Exercise goal - Extract each line bearing the word "mean".

═════ Given data ═════

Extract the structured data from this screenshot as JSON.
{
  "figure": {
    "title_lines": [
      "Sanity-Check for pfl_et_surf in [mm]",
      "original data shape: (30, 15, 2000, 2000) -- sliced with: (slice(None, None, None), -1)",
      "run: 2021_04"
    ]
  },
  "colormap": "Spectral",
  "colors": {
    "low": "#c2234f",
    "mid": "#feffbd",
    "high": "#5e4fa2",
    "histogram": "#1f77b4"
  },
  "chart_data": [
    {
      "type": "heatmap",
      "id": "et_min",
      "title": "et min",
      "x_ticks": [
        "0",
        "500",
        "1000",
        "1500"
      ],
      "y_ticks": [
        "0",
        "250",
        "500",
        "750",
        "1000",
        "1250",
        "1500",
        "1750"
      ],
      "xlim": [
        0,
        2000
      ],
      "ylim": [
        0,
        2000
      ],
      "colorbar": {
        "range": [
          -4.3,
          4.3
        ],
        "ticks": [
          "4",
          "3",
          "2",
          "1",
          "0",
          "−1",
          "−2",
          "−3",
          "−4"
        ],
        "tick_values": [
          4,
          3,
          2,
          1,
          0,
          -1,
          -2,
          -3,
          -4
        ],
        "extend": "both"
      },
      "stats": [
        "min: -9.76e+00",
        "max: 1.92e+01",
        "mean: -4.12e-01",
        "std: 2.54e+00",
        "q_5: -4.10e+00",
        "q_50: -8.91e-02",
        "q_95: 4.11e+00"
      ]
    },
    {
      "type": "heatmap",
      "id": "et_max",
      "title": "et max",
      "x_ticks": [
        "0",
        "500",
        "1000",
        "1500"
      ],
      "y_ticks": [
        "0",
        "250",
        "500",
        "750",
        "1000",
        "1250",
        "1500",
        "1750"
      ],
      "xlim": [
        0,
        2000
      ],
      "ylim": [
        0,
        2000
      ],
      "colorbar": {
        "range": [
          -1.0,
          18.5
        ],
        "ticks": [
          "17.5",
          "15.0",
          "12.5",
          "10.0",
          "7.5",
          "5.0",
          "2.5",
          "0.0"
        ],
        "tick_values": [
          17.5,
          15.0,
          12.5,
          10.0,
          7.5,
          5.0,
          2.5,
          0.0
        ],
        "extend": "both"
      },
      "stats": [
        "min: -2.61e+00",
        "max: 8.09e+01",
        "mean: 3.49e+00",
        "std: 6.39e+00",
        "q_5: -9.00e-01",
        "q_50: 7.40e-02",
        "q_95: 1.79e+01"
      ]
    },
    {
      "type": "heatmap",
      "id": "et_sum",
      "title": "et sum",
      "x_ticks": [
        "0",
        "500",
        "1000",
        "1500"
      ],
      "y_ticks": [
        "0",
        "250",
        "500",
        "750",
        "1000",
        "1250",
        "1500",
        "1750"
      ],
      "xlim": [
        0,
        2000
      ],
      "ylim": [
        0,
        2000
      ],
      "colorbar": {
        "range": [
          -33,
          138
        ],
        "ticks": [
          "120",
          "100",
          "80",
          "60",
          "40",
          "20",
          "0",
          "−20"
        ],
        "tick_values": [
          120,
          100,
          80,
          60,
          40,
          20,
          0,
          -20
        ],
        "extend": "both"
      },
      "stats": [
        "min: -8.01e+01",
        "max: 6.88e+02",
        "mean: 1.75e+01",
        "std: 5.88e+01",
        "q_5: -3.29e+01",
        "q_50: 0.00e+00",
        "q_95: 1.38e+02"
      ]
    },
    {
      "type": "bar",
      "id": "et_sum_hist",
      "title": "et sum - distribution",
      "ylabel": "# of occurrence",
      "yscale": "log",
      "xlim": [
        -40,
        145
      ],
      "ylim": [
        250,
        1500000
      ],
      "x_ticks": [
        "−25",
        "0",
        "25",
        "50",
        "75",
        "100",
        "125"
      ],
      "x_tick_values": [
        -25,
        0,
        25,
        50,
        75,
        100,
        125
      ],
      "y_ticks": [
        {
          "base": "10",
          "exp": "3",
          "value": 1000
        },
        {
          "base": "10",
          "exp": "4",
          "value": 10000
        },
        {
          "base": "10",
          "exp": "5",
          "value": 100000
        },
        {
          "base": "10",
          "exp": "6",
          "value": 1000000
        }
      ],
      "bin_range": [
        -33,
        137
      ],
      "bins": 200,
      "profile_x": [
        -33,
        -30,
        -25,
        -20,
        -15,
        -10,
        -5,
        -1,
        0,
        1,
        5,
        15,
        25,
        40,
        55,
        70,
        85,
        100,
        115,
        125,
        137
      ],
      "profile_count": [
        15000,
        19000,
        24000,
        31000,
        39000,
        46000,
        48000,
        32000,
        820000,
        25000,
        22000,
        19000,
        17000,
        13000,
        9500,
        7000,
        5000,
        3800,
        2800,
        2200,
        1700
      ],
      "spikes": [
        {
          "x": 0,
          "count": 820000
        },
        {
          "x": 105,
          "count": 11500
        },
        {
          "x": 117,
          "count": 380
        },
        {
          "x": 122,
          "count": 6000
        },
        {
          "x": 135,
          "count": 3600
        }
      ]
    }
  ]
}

═════

Task answer -
        "mean: -4.12e-01",
        "mean: 3.49e+00",
        "mean: 1.75e+01",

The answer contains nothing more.